TO BE DONE:
Every record should be written out exactly, with the pictures left out.

BEGIN RECORDS FOR THE TASK

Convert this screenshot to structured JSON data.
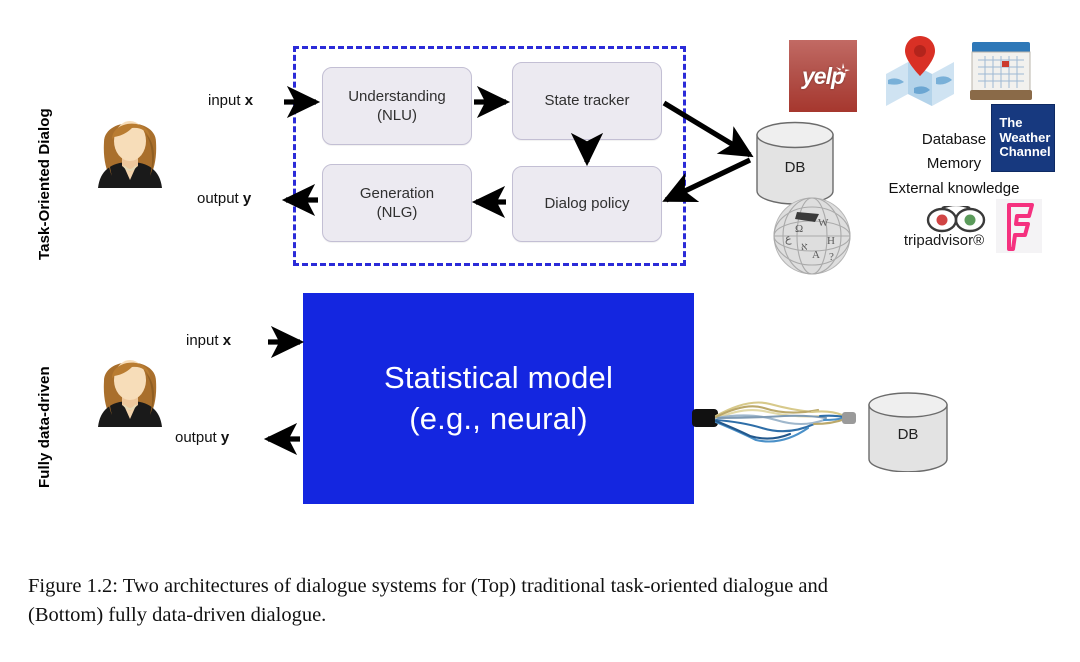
{
  "figure": {
    "rows": [
      {
        "id": "task-oriented",
        "label": "Task-Oriented Dialog"
      },
      {
        "id": "fully-data-driven",
        "label": "Fully data-driven"
      }
    ],
    "io": {
      "input_prefix": "input ",
      "input_var": "x",
      "output_prefix": "output ",
      "output_var": "y"
    },
    "pipeline_boxes": [
      {
        "id": "nlu",
        "line1": "Understanding",
        "line2": "(NLU)"
      },
      {
        "id": "state-tracker",
        "line1": "State tracker",
        "line2": ""
      },
      {
        "id": "nlg",
        "line1": "Generation",
        "line2": "(NLG)"
      },
      {
        "id": "dialog-policy",
        "line1": "Dialog policy",
        "line2": ""
      }
    ],
    "model_box": {
      "line1": "Statistical model",
      "line2": "(e.g., neural)",
      "color": "#1426e0"
    },
    "databases": [
      {
        "id": "db-top",
        "label": "DB"
      },
      {
        "id": "db-bottom",
        "label": "DB"
      }
    ],
    "knowledge_lines": [
      "Database",
      "Memory",
      "External knowledge"
    ],
    "logos": [
      {
        "id": "yelp",
        "name": "yelp-logo",
        "text": "yelp",
        "color": "#a6372e"
      },
      {
        "id": "map",
        "name": "map-pin-logo",
        "text": "",
        "color": "#d93025"
      },
      {
        "id": "calendar",
        "name": "calendar-logo",
        "text": "",
        "color": "#2b6cb0"
      },
      {
        "id": "weather",
        "name": "the-weather-channel-logo",
        "text": "The Weather Channel",
        "color": "#17397f"
      },
      {
        "id": "wikipedia",
        "name": "wikipedia-globe-logo",
        "text": "",
        "color": "#bfbfbf"
      },
      {
        "id": "tripadvisor",
        "name": "tripadvisor-logo",
        "text": "tripadvisor®",
        "color": "#1a1a1a"
      },
      {
        "id": "foursquare",
        "name": "foursquare-logo",
        "text": "",
        "color": "#f5317f"
      }
    ],
    "weather_logo_lines": [
      "The",
      "Weather",
      "Channel"
    ],
    "dashed_border_color": "#2b2bd8"
  },
  "caption": {
    "line1": "Figure 1.2: Two architectures of dialogue systems for (Top) traditional task-oriented dialogue and",
    "line2": "(Bottom) fully data-driven dialogue."
  }
}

END RECORDS FOR THE TASK

THE ANSWER:
Convert this screenshot to structured JSON data.
{
  "figure": {
    "rows": [
      {
        "id": "task-oriented",
        "label": "Task-Oriented Dialog"
      },
      {
        "id": "fully-data-driven",
        "label": "Fully data-driven"
      }
    ],
    "io": {
      "input_prefix": "input ",
      "input_var": "x",
      "output_prefix": "output ",
      "output_var": "y"
    },
    "pipeline_boxes": [
      {
        "id": "nlu",
        "line1": "Understanding",
        "line2": "(NLU)"
      },
      {
        "id": "state-tracker",
        "line1": "State tracker",
        "line2": ""
      },
      {
        "id": "nlg",
        "line1": "Generation",
        "line2": "(NLG)"
      },
      {
        "id": "dialog-policy",
        "line1": "Dialog policy",
        "line2": ""
      }
    ],
    "model_box": {
      "line1": "Statistical model",
      "line2": "(e.g., neural)",
      "color": "#1426e0"
    },
    "databases": [
      {
        "id": "db-top",
        "label": "DB"
      },
      {
        "id": "db-bottom",
        "label": "DB"
      }
    ],
    "knowledge_lines": [
      "Database",
      "Memory",
      "External knowledge"
    ],
    "logos": [
      {
        "id": "yelp",
        "name": "yelp-logo",
        "text": "yelp",
        "color": "#a6372e"
      },
      {
        "id": "map",
        "name": "map-pin-logo",
        "text": "",
        "color": "#d93025"
      },
      {
        "id": "calendar",
        "name": "calendar-logo",
        "text": "",
        "color": "#2b6cb0"
      },
      {
        "id": "weather",
        "name": "the-weather-channel-logo",
        "text": "The Weather Channel",
        "color": "#17397f"
      },
      {
        "id": "wikipedia",
        "name": "wikipedia-globe-logo",
        "text": "",
        "color": "#bfbfbf"
      },
      {
        "id": "tripadvisor",
        "name": "tripadvisor-logo",
        "text": "tripadvisor®",
        "color": "#1a1a1a"
      },
      {
        "id": "foursquare",
        "name": "foursquare-logo",
        "text": "",
        "color": "#f5317f"
      }
    ],
    "weather_logo_lines": [
      "The",
      "Weather",
      "Channel"
    ],
    "dashed_border_color": "#2b2bd8"
  },
  "caption": {
    "line1": "Figure 1.2: Two architectures of dialogue systems for (Top) traditional task-oriented dialogue and",
    "line2": "(Bottom) fully data-driven dialogue."
  }
}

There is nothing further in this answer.